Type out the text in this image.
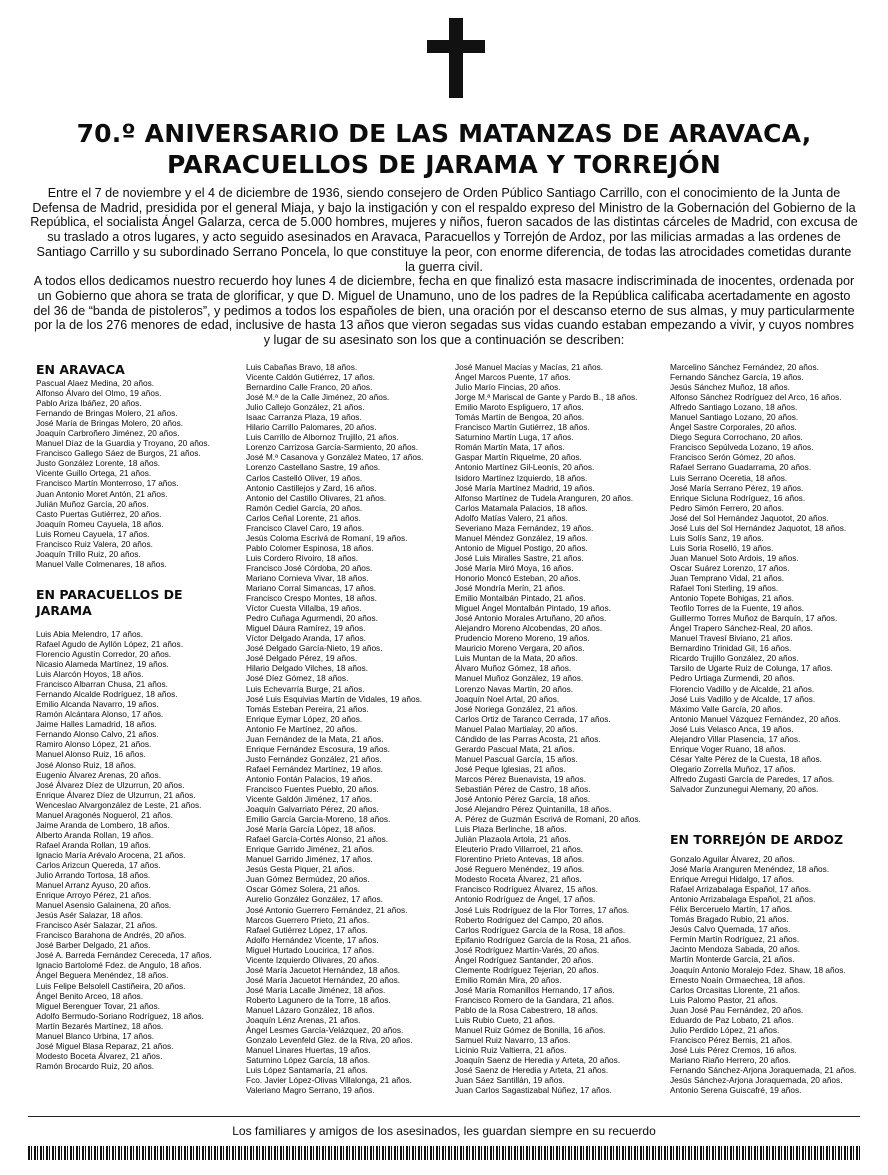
70.º ANIVERSARIO DE LAS MATANZAS DE ARAVACA,
PARACUELLOS DE JARAMA Y TORREJÓN

Entre el 7 de noviembre y el 4 de diciembre de 1936, siendo consejero de Orden Público Santiago Carrillo, con el conocimiento de la Junta de Defensa de Madrid, presidida por el general Miaja, y bajo la instigación y con el respaldo expreso del Ministro de la Gobernación del Gobierno de la República, el socialista Ángel Galarza, cerca de 5.000 hombres, mujeres y niños, fueron sacados de las distintas cárceles de Madrid, con excusa de su traslado a otros lugares, y acto seguido asesinados en Aravaca, Paracuellos y Torrejón de Ardoz, por las milicias armadas a las ordenes de Santiago Carrillo y su subordinado Serrano Poncela, lo que constituye la peor, con enorme diferencia, de todas las atrocidades cometidas durante la guerra civil.

A todos ellos dedicamos nuestro recuerdo hoy lunes 4 de diciembre, fecha en que finalizó esta masacre indiscriminada de inocentes, ordenada por un Gobierno que ahora se trata de glorificar, y que D. Miguel de Unamuno, uno de los padres de la República calificaba acertadamente en agosto del 36 de “banda de pistoleros”, y pedimos a todos los españoles de bien, una oración por el descanso eterno de sus almas, y muy particularmente por la de los 276 menores de edad, inclusive de hasta 13 años que vieron segadas sus vidas cuando estaban empezando a vivir, y cuyos nombres y lugar de su asesinato son los que a continuación se describen:

EN ARAVACA
Pascual Alaez Medina, 20 años.
Alfonso Álvaro del Olmo, 19 años.
Pablo Ariza Ibáñez, 20 años.
Fernando de Bringas Molero, 21 años.
José María de Bringas Molero, 20 años.
Joaquín Carbroñero Jiménez, 20 años.
Manuel Díaz de la Guardia y Troyano, 20 años.
Francisco Gallego Sáez de Burgos, 21 años.
Justo González Lorente, 18 años.
Vicente Guillo Ortega, 21 años.
Francisco Martín Monterroso, 17 años.
Juan Antonio Moret Antón, 21 años.
Julián Muñoz García, 20 años.
Casto Puertas Gutiérrez, 20 años.
Joaquín Romeu Cayuela, 18 años.
Luis Romeu Cayuela, 17 años.
Francisco Ruiz Valera, 20 años.
Joaquín Trillo Ruiz, 20 años.
Manuel Valle Colmenares, 18 años.
EN PARACUELLOS DE
JARAMA
Luis Abia Melendro, 17 años.
Rafael Agudo de Ayllón López, 21 años.
Florencio Agustín Corredor, 20 años.
Nicasio Alameda Martínez, 19 años.
Luis Alarcón Hoyos, 18 años.
Francisco Albarran Chusa, 21 años.
Fernando Alcalde Rodríguez, 18 años.
Emilio Alcanda Navarro, 19 años.
Ramón Alcántara Alonso, 17 años.
Jaime Halles Lamadrid, 18 años.
Fernando Alonso Calvo, 21 años.
Ramiro Alonso López, 21 años.
Manuel Alonso Ruiz, 16 años.
José Alonso Ruiz, 18 años.
Eugenio Álvarez Arenas, 20 años.
José Álvarez Díez de Ulzurrun, 20 años.
Enrique Álvarez Díez de Ulzurrun, 21 años.
Wenceslao Alvargonzález de Leste, 21 años.
Manuel Aragonés Noguerol, 21 años.
Jaime Aranda de Lombero, 18 años.
Alberto Aranda Rollan, 19 años.
Rafael Aranda Rollan, 19 años.
Ignacio María Arévalo Arocena, 21 años.
Carlos Arizcun Quereda, 17 años.
Julio Arrando Tortosa, 18 años.
Manuel Arranz Ayuso, 20 años.
Enrique Arroyo Pérez, 21 años.
Manuel Asensio Galainena, 20 años.
Jesús Asér Salazar, 18 años.
Francisco Asér Salazar, 21 años.
Francisco Barahona de Andrés, 20 años.
José Barber Delgado, 21 años.
José A. Barreda Fernández Cereceda, 17 años.
Ignacio Bartolomé Fdez. de Angulo, 18 años.
Ángel Beguera Menéndez, 18 años.
Luis Felipe Belsolell Castiñeira, 20 años.
Ángel Benito Arceo, 18 años.
Miguel Berenguer Tovar, 21 años.
Adolfo Bermudo-Soriano Rodríguez, 18 años.
Martín Bezarés Martínez, 18 años.
Manuel Blanco Urbina, 17 años.
José Miguel Blasa Reparaz, 21 años.
Modesto Boceta Álvarez, 21 años.
Ramón Brocardo Ruiz, 20 años.
Luis Cabañas Bravo, 18 años.
Vicente Caldón Gutiérrez, 17 años.
Bernardino Calle Franco, 20 años.
José M.ª de la Calle Jiménez, 20 años.
Julio Callejo González, 21 años.
Isaac Carranza Plaza, 19 años.
Hilario Carrillo Palomares, 20 años.
Luis Carrillo de Albornoz Trujillo, 21 años.
Lorenzo Carrizosa García-Sarmiento, 20 años.
José M.ª Casanova y González Mateo, 17 años.
Lorenzo Castellano Sastre, 19 años.
Carlos Castelló Oliver, 19 años.
Antonio Castillejos y Zard, 16 años.
Antonio del Castillo Olivares, 21 años.
Ramón Cediel García, 20 años.
Carlos Ceñal Lorente, 21 años.
Francisco Clavel Caro, 19 años.
Jesús Coloma Escrivá de Romaní, 19 años.
Pablo Colomer Espinosa, 18 años.
Luis Cordero Rivoiro, 18 años.
Francisco José Córdoba, 20 años.
Mariano Cornieva Vivar, 18 años.
Mariano Corral Simancas, 17 años.
Francisco Crespo Montes, 18 años.
Víctor Cuesta Villalba, 19 años.
Pedro Cuñaga Agurmendi, 20 años.
Miguel Dáura Ramírez, 19 años.
Víctor Delgado Aranda, 17 años.
José Delgado García-Nieto, 19 años.
José Delgado Pérez, 19 años.
Hilario Delgado Vilches, 18 años.
José Díez Gómez, 18 años.
Luis Echevarría Burge, 21 años.
José Luis Esquivias Martín de Vidales, 19 años.
Tomás Esteban Pereira, 21 años.
Enrique Eymar López, 20 años.
Antonio Fe Martínez, 20 años.
Juan Fernández de la Mata, 21 años.
Enrique Fernández Escosura, 19 años.
Justo Fernández González, 21 años.
Rafael Fernández Martínez, 19 años.
Antonio Fontán Palacios, 19 años.
Francisco Fuentes Pueblo, 20 años.
Vicente Galdón Jiménez, 17 años.
Joaquín Galvarriato Pérez, 20 años.
Emilio García García-Moreno, 18 años.
José María García López, 18 años.
Rafael García-Cortés Alonso, 21 años.
Enrique Garrido Jiménez, 21 años.
Manuel Garrido Jiménez, 17 años.
Jesús Gesta Piquer, 21 años.
Juan Gómez Bermúdez, 20 años.
Oscar Gómez Solera, 21 años.
Aurelio González González, 17 años.
José Antonio Guerrero Fernández, 21 años.
Marcos Guerrero Prieto, 21 años.
Rafael Gutiérrez López, 17 años.
Adolfo Hernández Vicente, 17 años.
Miguel Hurtado Loucirica, 17 años.
Vicente Izquierdo Olivares, 20 años.
José María Jacuetot Hernández, 18 años.
José María Jacuetot Hernández, 20 años.
José María Lacalle Jiménez, 18 años.
Roberto Lagunero de la Torre, 18 años.
Manuel Lázaro González, 18 años.
Joaquín Lénz Arenas, 21 años.
Ángel Lesmes García-Velázquez, 20 años.
Gonzalo Levenfeld Glez. de la Riva, 20 años.
Manuel Linares Huertas, 19 años.
Saturnino López García, 18 años.
Luis López Santamaría, 21 años.
Fco. Javier López-Olivas Villalonga, 21 años.
Valeriano Magro Serrano, 19 años.
José Manuel Macías y Macías, 21 años.
Ángel Marcos Puente, 17 años.
Julio Marío Fincias, 20 años.
Jorge M.ª Mariscal de Gante y Pardo B., 18 años.
Emilio Maroto Espliguero, 17 años.
Tomás Martín de Bengoa, 20 años.
Francisco Martín Gutiérrez, 18 años.
Saturnino Martín Luga, 17 años.
Román Martín Mata, 17 años.
Gaspar Martín Riquelme, 20 años.
Antonio Martínez Gil-Leonís, 20 años.
Isidoro Martínez Izquierdo, 18 años.
José María Martínez Madrid, 19 años.
Alfonso Martínez de Tudela Aranguren, 20 años.
Carlos Matamala Palacios, 18 años.
Adolfo Matías Valero, 21 años.
Severiano Maza Fernández, 19 años.
Manuel Méndez González, 19 años.
Antonio de Miguel Postigo, 20 años.
José Luis Miralles Sastre, 21 años.
José María Miró Moya, 16 años.
Honorio Moncó Esteban, 20 años.
José Mondría Merín, 21 años.
Emilio Montalbán Pintado, 21 años.
Miguel Ángel Montalbán Pintado, 19 años.
José Antonio Morales Artuñano, 20 años.
Alejandro Moreno Alcobendas, 20 años.
Prudencio Moreno Moreno, 19 años.
Mauricio Moreno Vergara, 20 años.
Luis Muntan de la Mata, 20 años.
Álvaro Muñoz Gómez, 18 años.
Manuel Muñoz González, 19 años.
Lorenzo Navas Martín, 20 años.
Joaquín Noel Artal, 20 años.
José Noriega González, 21 años.
Carlos Ortiz de Taranco Cerrada, 17 años.
Manuel Palao Martialay, 20 años.
Cándido de las Parras Acosta, 21 años.
Gerardo Pascual Mata, 21 años.
Manuel Pascual García, 15 años.
José Peque Iglesias, 21 años.
Marcos Pérez Buenavista, 19 años.
Sebastián Pérez de Castro, 18 años.
José Antonio Pérez García, 18 años.
José Alejandro Pérez Quintanilla, 18 años.
A. Pérez de Guzmán Escrivá de Romaní, 20 años.
Luis Plaza Berlinche, 18 años.
Julián Plazaola Artola, 21 años.
Eleuterio Prado Villarroel, 21 años.
Florentino Prieto Antevas, 18 años.
José Reguero Menéndez, 19 años.
Modesto Roceta Álvarez, 21 años.
Francisco Rodríguez Álvarez, 15 años.
Antonio Rodríguez de Ángel, 17 años.
José Luis Rodríguez de la Flor Torres, 17 años.
Roberto Rodríguez del Campo, 20 años.
Carlos Rodríguez García de la Rosa, 18 años.
Epifanio Rodríguez García de la Rosa, 21 años.
José Rodríguez Martín-Varés, 20 años.
Ángel Rodríguez Santander, 20 años.
Clemente Rodríguez Tejerian, 20 años.
Emilio Román Mira, 20 años.
José María Romanillos Hernando, 17 años.
Francisco Romero de la Gandara, 21 años.
Pablo de la Rosa Cabestrero, 18 años.
Luis Rubio Cueto, 21 años.
Manuel Ruiz Gómez de Bonilla, 16 años.
Samuel Ruiz Navarro, 13 años.
Licinio Ruiz Valtierra, 21 años.
Joaquín Saenz de Heredia y Arteta, 20 años.
José Saenz de Heredia y Arteta, 21 años.
Juan Sáez Santillán, 19 años.
Juan Carlos Sagastizabal Núñez, 17 años.
Marcelino Sánchez Fernández, 20 años.
Fernando Sánchez García, 19 años.
Jesús Sánchez Muñoz, 18 años.
Alfonso Sánchez Rodríguez del Arco, 16 años.
Alfredo Santiago Lozano, 18 años.
Manuel Santiago Lozano, 20 años.
Ángel Sastre Corporales, 20 años.
Diego Segura Corrochano, 20 años.
Francisco Sepúlveda Lozano, 19 años.
Francisco Serón Gómez, 20 años.
Rafael Serrano Guadarrama, 20 años.
Luis Serrano Oceretia, 18 años.
José María Serrano Pérez, 19 años.
Enrique Sicluna Rodríguez, 16 años.
Pedro Simón Ferrero, 20 años.
José del Sol Hernández Jaquotot, 20 años.
José Luis del Sol Hernández Jaquotot, 18 años.
Luis Solís Sanz, 19 años.
Luis Soria Roselló, 19 años.
Juan Manuel Soto Ardois, 19 años.
Oscar Suárez Lorenzo, 17 años.
Juan Temprano Vidal, 21 años.
Rafael Toni Sterling, 19 años.
Antonio Topete Bohigas, 21 años.
Teofilo Torres de la Fuente, 19 años.
Guillermo Torres Muñoz de Barquín, 17 años.
Ángel Trapero Sánchez-Real, 20 años.
Manuel Travesí Biviano, 21 años.
Bernardino Trinidad Gil, 16 años.
Ricardo Trujillo González, 20 años.
Tarsilo de Ugarte Ruiz de Colunga, 17 años.
Pedro Urtiaga Zurmendi, 20 años.
Florencio Vadillo y de Alcalde, 21 años.
José Luis Vadillo y de Alcalde, 17 años.
Máximo Valle García, 20 años.
Antonio Manuel Vázquez Fernández, 20 años.
José Luis Velasco Anca, 19 años.
Alejandro Villar Plasencia, 17 años.
Enrique Voger Ruano, 18 años.
César Yalte Pérez de la Cuesta, 18 años.
Olegario Zorrella Muñoz, 17 años.
Alfredo Zugasti García de Paredes, 17 años.
Salvador Zunzunegui Alemany, 20 años.
EN TORREJÓN DE ARDOZ
Gonzalo Aguilar Álvarez, 20 años.
José María Aranguren Menéndez, 18 años.
Enrique Arregui Hidalgo, 17 años.
Rafael Arrizabalaga Español, 17 años.
Antonio Arrizabalaga Español, 21 años.
Félix Berceruelo Martín, 17 años.
Tomás Bragado Rubio, 21 años.
Jesús Calvo Quemada, 17 años.
Fermín Martín Rodríguez, 21 años.
Jacinto Mendoza Sabada, 20 años.
Martín Monterde García, 21 años.
Joaquín Antonio Moralejo Fdez. Shaw, 18 años.
Ernesto Noaín Ormaechea, 18 años.
Carlos Orcasitas Llorente, 21 años.
Luis Palomo Pastor, 21 años.
Juan José Pau Fernández, 20 años.
Eduardo de Paz Lobato, 21 años.
Julio Perdido López, 21 años.
Francisco Pérez Bernis, 21 años.
José Luis Pérez Cremos, 16 años.
Mariano Riaño Herrero, 20 años.
Fernando Sánchez-Arjona Joraquemada, 21 años.
Jesús Sánchez-Arjona Joraquemada, 20 años.
Antonio Serena Guiscafré, 19 años.
Los familiares y amigos de los asesinados, les guardan siempre en su recuerdo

------------------------------------------------------------

▶ PROMPT
Gather each line in these records that contains the string "Gonzalo".

▶ WRITTEN ANSWER
Gonzalo Levenfeld Glez. de la Riva, 20 años.
Gonzalo Aguilar Álvarez, 20 años.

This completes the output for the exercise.